Start

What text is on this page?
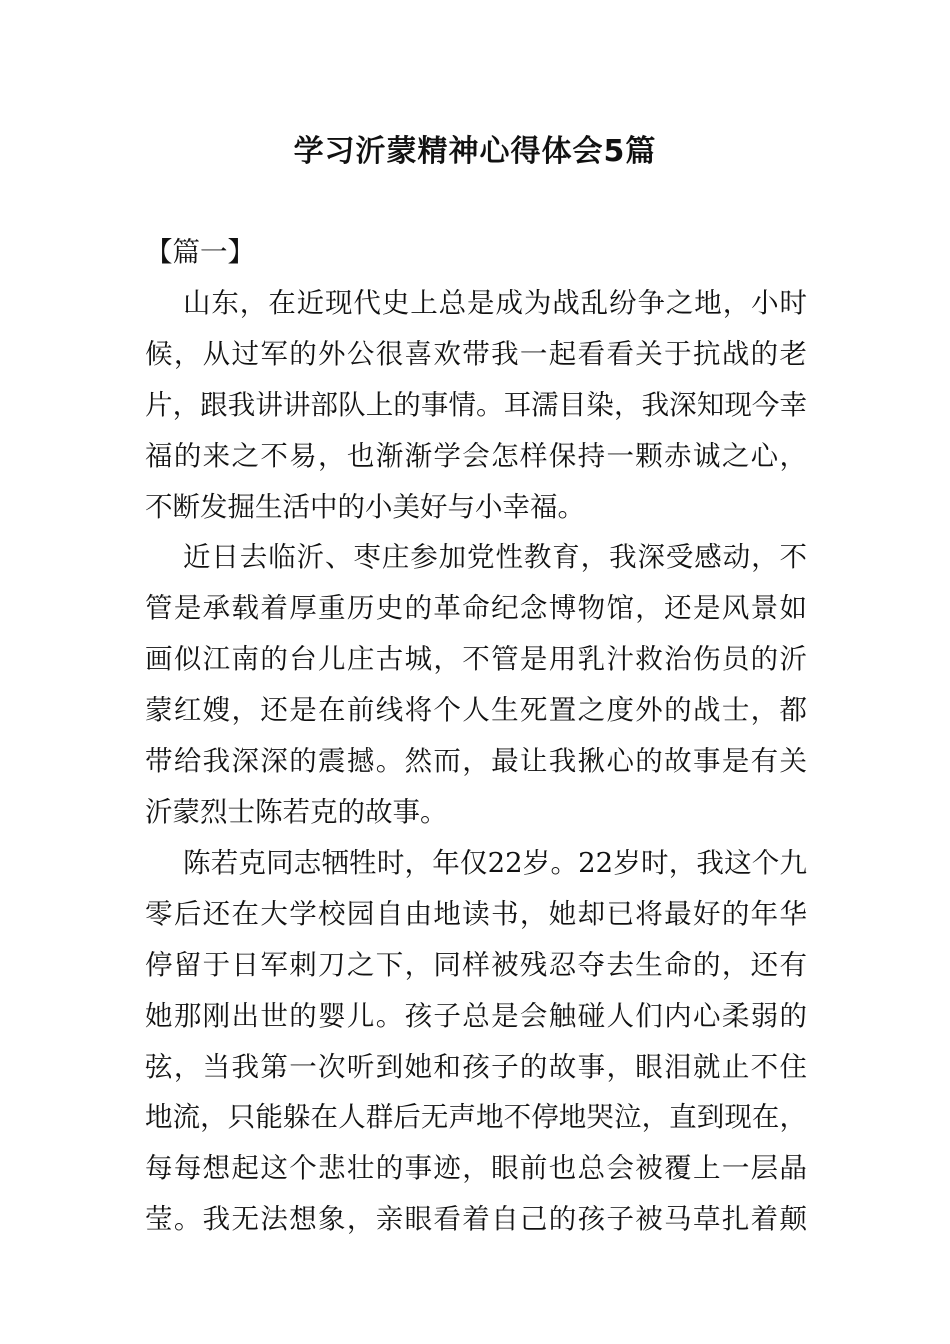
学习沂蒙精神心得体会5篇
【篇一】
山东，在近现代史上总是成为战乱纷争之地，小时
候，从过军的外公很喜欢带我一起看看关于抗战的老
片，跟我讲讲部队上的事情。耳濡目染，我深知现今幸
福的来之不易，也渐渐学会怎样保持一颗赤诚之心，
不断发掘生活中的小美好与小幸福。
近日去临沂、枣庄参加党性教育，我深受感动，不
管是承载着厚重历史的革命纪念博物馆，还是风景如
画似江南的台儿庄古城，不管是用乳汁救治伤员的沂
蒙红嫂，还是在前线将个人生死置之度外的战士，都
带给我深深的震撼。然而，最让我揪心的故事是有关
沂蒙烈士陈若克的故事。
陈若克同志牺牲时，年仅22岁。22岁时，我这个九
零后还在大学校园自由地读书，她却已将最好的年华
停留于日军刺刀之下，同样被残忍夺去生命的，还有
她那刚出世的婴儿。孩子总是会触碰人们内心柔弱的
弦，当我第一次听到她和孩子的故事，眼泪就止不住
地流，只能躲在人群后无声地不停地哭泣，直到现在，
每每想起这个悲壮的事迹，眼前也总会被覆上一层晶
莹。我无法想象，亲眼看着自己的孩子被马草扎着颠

End
Start

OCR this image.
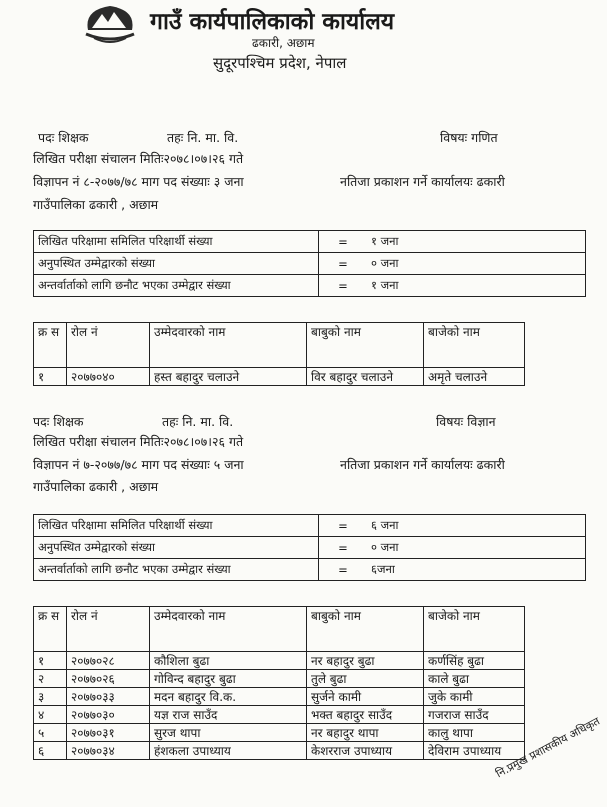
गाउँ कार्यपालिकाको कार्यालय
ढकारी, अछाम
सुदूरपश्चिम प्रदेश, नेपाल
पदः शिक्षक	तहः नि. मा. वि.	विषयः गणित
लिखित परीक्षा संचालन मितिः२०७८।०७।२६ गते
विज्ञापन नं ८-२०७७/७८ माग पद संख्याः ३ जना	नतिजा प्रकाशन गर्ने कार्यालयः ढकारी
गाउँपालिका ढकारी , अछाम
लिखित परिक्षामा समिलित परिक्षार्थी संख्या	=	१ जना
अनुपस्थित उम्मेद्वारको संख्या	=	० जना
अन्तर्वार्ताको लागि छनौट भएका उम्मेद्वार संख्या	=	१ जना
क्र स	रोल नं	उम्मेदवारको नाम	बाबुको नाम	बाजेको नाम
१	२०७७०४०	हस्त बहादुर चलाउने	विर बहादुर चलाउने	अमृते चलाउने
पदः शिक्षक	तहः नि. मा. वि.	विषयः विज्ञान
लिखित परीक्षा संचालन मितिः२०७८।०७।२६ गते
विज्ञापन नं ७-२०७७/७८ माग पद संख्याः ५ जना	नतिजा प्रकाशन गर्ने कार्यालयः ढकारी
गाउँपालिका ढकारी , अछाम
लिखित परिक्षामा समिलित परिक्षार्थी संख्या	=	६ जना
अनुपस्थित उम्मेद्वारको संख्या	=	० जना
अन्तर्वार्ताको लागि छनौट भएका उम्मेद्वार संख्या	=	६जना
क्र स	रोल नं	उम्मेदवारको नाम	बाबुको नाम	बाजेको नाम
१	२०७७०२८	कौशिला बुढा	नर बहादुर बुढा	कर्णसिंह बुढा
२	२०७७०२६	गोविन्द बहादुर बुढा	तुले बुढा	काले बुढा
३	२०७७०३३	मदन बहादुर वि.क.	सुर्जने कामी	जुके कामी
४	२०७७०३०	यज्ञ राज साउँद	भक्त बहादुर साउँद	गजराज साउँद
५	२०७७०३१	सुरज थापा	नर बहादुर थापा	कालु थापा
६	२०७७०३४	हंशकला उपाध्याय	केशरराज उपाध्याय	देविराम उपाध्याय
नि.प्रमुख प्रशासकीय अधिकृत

End
Start

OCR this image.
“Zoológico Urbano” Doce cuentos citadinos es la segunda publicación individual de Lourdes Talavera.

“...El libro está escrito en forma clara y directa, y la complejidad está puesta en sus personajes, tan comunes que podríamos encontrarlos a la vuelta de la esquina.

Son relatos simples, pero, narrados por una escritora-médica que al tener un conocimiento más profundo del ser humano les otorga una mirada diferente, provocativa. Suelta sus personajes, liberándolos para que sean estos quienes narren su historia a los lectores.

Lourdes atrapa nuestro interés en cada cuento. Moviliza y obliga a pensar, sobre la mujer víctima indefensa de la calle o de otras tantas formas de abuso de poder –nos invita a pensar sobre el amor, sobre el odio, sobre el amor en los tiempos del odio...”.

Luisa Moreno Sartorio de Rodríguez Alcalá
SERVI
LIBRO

End

● **Aim of the exercise**: Return only those lines of the records that contain the string "Lourdes".

● **Solved problem**:
“Zoológico Urbano” Doce cuentos citadinos es la segunda publicación individual de Lourdes Talavera.
Lourdes atrapa nuestro interés en cada cuento. Moviliza y obliga a pensar, sobre la mujer víctima indefensa de la calle o de otras tantas formas de abuso de poder –nos invita a pensar sobre el amor, sobre el odio, sobre el amor en los tiempos del odio...”.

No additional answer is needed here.